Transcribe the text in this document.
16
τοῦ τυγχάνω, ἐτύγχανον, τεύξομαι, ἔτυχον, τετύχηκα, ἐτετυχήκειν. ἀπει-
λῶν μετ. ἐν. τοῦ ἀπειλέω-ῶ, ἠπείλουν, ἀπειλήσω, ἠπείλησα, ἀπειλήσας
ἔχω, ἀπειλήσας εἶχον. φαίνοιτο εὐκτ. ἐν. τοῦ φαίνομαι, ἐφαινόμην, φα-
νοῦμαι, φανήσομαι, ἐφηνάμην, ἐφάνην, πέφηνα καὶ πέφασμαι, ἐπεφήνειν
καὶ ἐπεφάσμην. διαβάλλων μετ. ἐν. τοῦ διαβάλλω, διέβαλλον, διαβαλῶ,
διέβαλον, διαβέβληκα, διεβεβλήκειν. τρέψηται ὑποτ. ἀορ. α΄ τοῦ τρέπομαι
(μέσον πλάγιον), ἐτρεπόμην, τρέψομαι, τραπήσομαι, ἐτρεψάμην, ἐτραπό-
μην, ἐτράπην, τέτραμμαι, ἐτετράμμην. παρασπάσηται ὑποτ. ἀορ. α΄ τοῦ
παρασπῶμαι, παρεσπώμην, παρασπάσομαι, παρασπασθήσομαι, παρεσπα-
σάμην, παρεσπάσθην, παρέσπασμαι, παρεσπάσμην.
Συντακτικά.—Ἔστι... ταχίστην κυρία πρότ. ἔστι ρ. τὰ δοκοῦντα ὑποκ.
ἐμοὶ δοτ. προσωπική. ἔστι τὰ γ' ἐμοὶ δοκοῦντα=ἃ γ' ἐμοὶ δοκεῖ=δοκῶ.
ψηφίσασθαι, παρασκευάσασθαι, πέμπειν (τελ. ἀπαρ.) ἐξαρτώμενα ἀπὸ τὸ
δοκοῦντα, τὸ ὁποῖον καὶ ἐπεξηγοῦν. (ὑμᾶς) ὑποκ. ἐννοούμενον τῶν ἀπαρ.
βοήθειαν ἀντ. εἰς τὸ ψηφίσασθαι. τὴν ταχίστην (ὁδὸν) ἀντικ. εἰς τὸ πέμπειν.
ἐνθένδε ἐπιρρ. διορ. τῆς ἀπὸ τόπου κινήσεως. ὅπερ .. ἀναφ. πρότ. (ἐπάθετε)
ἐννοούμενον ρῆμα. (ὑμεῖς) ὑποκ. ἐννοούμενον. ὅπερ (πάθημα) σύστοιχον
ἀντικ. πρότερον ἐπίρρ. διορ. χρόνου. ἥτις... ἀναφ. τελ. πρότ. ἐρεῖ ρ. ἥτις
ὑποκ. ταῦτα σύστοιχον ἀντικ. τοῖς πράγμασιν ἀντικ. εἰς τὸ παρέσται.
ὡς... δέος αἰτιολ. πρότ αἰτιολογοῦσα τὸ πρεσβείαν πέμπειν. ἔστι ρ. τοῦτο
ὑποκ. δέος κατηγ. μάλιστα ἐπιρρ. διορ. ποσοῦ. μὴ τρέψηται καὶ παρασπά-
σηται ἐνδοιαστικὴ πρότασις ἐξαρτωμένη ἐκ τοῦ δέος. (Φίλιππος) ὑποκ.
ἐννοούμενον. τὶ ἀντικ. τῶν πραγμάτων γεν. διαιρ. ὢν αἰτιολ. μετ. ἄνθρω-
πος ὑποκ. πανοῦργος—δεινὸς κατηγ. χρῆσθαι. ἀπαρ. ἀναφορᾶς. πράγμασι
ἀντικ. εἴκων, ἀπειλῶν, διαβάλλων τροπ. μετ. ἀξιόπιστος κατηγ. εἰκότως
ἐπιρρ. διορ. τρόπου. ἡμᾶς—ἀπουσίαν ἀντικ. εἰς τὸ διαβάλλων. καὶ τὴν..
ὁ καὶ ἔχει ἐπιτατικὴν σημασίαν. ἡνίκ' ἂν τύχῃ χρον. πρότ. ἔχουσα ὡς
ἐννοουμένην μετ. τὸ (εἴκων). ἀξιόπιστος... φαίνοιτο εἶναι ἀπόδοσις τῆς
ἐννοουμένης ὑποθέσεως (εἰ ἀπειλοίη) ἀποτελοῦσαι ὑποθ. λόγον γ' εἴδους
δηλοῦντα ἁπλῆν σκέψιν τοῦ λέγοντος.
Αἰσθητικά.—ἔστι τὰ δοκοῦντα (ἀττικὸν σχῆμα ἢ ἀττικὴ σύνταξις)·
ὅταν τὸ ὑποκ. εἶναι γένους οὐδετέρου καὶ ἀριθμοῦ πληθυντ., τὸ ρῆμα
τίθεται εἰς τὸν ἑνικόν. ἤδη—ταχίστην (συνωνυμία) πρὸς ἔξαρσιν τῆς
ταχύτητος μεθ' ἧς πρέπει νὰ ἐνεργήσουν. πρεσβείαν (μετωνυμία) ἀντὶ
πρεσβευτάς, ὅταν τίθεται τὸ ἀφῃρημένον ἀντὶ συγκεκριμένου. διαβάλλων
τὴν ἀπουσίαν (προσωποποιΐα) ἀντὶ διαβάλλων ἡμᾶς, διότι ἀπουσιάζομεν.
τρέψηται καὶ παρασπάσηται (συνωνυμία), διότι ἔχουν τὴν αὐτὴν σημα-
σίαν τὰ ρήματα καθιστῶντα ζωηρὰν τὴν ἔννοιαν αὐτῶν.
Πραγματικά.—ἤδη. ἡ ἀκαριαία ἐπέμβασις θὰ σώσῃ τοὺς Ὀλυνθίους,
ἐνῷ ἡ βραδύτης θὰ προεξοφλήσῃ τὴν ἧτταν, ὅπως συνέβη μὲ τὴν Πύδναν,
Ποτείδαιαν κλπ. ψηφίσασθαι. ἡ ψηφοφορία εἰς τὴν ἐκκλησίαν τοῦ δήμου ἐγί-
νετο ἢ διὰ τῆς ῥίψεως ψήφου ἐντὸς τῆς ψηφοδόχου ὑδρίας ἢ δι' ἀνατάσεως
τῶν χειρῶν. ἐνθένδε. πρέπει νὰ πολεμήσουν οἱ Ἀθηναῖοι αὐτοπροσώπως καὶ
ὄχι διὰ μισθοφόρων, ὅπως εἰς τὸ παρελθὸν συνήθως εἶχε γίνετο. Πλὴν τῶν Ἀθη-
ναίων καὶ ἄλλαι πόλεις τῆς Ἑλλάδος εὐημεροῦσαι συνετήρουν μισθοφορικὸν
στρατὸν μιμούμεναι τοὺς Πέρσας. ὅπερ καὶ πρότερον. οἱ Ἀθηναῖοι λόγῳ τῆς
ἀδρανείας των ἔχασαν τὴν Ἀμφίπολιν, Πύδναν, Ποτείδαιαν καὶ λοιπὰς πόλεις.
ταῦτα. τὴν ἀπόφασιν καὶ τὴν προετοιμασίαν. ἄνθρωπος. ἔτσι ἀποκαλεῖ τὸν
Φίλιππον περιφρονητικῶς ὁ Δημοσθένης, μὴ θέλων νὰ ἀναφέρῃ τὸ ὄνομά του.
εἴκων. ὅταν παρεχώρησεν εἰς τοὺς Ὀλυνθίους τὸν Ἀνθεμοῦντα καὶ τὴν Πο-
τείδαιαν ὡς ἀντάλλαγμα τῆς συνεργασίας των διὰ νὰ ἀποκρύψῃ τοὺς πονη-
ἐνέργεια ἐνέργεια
—————
**What to produce**
Repeat the listing above without any change.

**Solved exercise**
Transcribe the text in this document.
16
τοῦ τυγχάνω, ἐτύγχανον, τεύξομαι, ἔτυχον, τετύχηκα, ἐτετυχήκειν. ἀπει-
λῶν μετ. ἐν. τοῦ ἀπειλέω-ῶ, ἠπείλουν, ἀπειλήσω, ἠπείλησα, ἀπειλήσας
ἔχω, ἀπειλήσας εἶχον. φαίνοιτο εὐκτ. ἐν. τοῦ φαίνομαι, ἐφαινόμην, φα-
νοῦμαι, φανήσομαι, ἐφηνάμην, ἐφάνην, πέφηνα καὶ πέφασμαι, ἐπεφήνειν
καὶ ἐπεφάσμην. διαβάλλων μετ. ἐν. τοῦ διαβάλλω, διέβαλλον, διαβαλῶ,
διέβαλον, διαβέβληκα, διεβεβλήκειν. τρέψηται ὑποτ. ἀορ. α΄ τοῦ τρέπομαι
(μέσον πλάγιον), ἐτρεπόμην, τρέψομαι, τραπήσομαι, ἐτρεψάμην, ἐτραπό-
μην, ἐτράπην, τέτραμμαι, ἐτετράμμην. παρασπάσηται ὑποτ. ἀορ. α΄ τοῦ
παρασπῶμαι, παρεσπώμην, παρασπάσομαι, παρασπασθήσομαι, παρεσπα-
σάμην, παρεσπάσθην, παρέσπασμαι, παρεσπάσμην.
Συντακτικά.—Ἔστι... ταχίστην κυρία πρότ. ἔστι ρ. τὰ δοκοῦντα ὑποκ.
ἐμοὶ δοτ. προσωπική. ἔστι τὰ γ' ἐμοὶ δοκοῦντα=ἃ γ' ἐμοὶ δοκεῖ=δοκῶ.
ψηφίσασθαι, παρασκευάσασθαι, πέμπειν (τελ. ἀπαρ.) ἐξαρτώμενα ἀπὸ τὸ
δοκοῦντα, τὸ ὁποῖον καὶ ἐπεξηγοῦν. (ὑμᾶς) ὑποκ. ἐννοούμενον τῶν ἀπαρ.
βοήθειαν ἀντ. εἰς τὸ ψηφίσασθαι. τὴν ταχίστην (ὁδὸν) ἀντικ. εἰς τὸ πέμπειν.
ἐνθένδε ἐπιρρ. διορ. τῆς ἀπὸ τόπου κινήσεως. ὅπερ .. ἀναφ. πρότ. (ἐπάθετε)
ἐννοούμενον ρῆμα. (ὑμεῖς) ὑποκ. ἐννοούμενον. ὅπερ (πάθημα) σύστοιχον
ἀντικ. πρότερον ἐπίρρ. διορ. χρόνου. ἥτις... ἀναφ. τελ. πρότ. ἐρεῖ ρ. ἥτις
ὑποκ. ταῦτα σύστοιχον ἀντικ. τοῖς πράγμασιν ἀντικ. εἰς τὸ παρέσται.
ὡς... δέος αἰτιολ. πρότ αἰτιολογοῦσα τὸ πρεσβείαν πέμπειν. ἔστι ρ. τοῦτο
ὑποκ. δέος κατηγ. μάλιστα ἐπιρρ. διορ. ποσοῦ. μὴ τρέψηται καὶ παρασπά-
σηται ἐνδοιαστικὴ πρότασις ἐξαρτωμένη ἐκ τοῦ δέος. (Φίλιππος) ὑποκ.
ἐννοούμενον. τὶ ἀντικ. τῶν πραγμάτων γεν. διαιρ. ὢν αἰτιολ. μετ. ἄνθρω-
πος ὑποκ. πανοῦργος—δεινὸς κατηγ. χρῆσθαι. ἀπαρ. ἀναφορᾶς. πράγμασι
ἀντικ. εἴκων, ἀπειλῶν, διαβάλλων τροπ. μετ. ἀξιόπιστος κατηγ. εἰκότως
ἐπιρρ. διορ. τρόπου. ἡμᾶς—ἀπουσίαν ἀντικ. εἰς τὸ διαβάλλων. καὶ τὴν..
ὁ καὶ ἔχει ἐπιτατικὴν σημασίαν. ἡνίκ' ἂν τύχῃ χρον. πρότ. ἔχουσα ὡς
ἐννοουμένην μετ. τὸ (εἴκων). ἀξιόπιστος... φαίνοιτο εἶναι ἀπόδοσις τῆς
ἐννοουμένης ὑποθέσεως (εἰ ἀπειλοίη) ἀποτελοῦσαι ὑποθ. λόγον γ' εἴδους
δηλοῦντα ἁπλῆν σκέψιν τοῦ λέγοντος.
Αἰσθητικά.—ἔστι τὰ δοκοῦντα (ἀττικὸν σχῆμα ἢ ἀττικὴ σύνταξις)·
ὅταν τὸ ὑποκ. εἶναι γένους οὐδετέρου καὶ ἀριθμοῦ πληθυντ., τὸ ρῆμα
τίθεται εἰς τὸν ἑνικόν. ἤδη—ταχίστην (συνωνυμία) πρὸς ἔξαρσιν τῆς
ταχύτητος μεθ' ἧς πρέπει νὰ ἐνεργήσουν. πρεσβείαν (μετωνυμία) ἀντὶ
πρεσβευτάς, ὅταν τίθεται τὸ ἀφῃρημένον ἀντὶ συγκεκριμένου. διαβάλλων
τὴν ἀπουσίαν (προσωποποιΐα) ἀντὶ διαβάλλων ἡμᾶς, διότι ἀπουσιάζομεν.
τρέψηται καὶ παρασπάσηται (συνωνυμία), διότι ἔχουν τὴν αὐτὴν σημα-
σίαν τὰ ρήματα καθιστῶντα ζωηρὰν τὴν ἔννοιαν αὐτῶν.
Πραγματικά.—ἤδη. ἡ ἀκαριαία ἐπέμβασις θὰ σώσῃ τοὺς Ὀλυνθίους,
ἐνῷ ἡ βραδύτης θὰ προεξοφλήσῃ τὴν ἧτταν, ὅπως συνέβη μὲ τὴν Πύδναν,
Ποτείδαιαν κλπ. ψηφίσασθαι. ἡ ψηφοφορία εἰς τὴν ἐκκλησίαν τοῦ δήμου ἐγί-
νετο ἢ διὰ τῆς ῥίψεως ψήφου ἐντὸς τῆς ψηφοδόχου ὑδρίας ἢ δι' ἀνατάσεως
τῶν χειρῶν. ἐνθένδε. πρέπει νὰ πολεμήσουν οἱ Ἀθηναῖοι αὐτοπροσώπως καὶ
ὄχι διὰ μισθοφόρων, ὅπως εἰς τὸ παρελθὸν συνήθως εἶχε γίνετο. Πλὴν τῶν Ἀθη-
ναίων καὶ ἄλλαι πόλεις τῆς Ἑλλάδος εὐημεροῦσαι συνετήρουν μισθοφορικὸν
στρατὸν μιμούμεναι τοὺς Πέρσας. ὅπερ καὶ πρότερον. οἱ Ἀθηναῖοι λόγῳ τῆς
ἀδρανείας των ἔχασαν τὴν Ἀμφίπολιν, Πύδναν, Ποτείδαιαν καὶ λοιπὰς πόλεις.
ταῦτα. τὴν ἀπόφασιν καὶ τὴν προετοιμασίαν. ἄνθρωπος. ἔτσι ἀποκαλεῖ τὸν
Φίλιππον περιφρονητικῶς ὁ Δημοσθένης, μὴ θέλων νὰ ἀναφέρῃ τὸ ὄνομά του.
εἴκων. ὅταν παρεχώρησεν εἰς τοὺς Ὀλυνθίους τὸν Ἀνθεμοῦντα καὶ τὴν Πο-
τείδαιαν ὡς ἀντάλλαγμα τῆς συνεργασίας των διὰ νὰ ἀποκρύψῃ τοὺς πονη-
ἐνέργεια ἐνέργεια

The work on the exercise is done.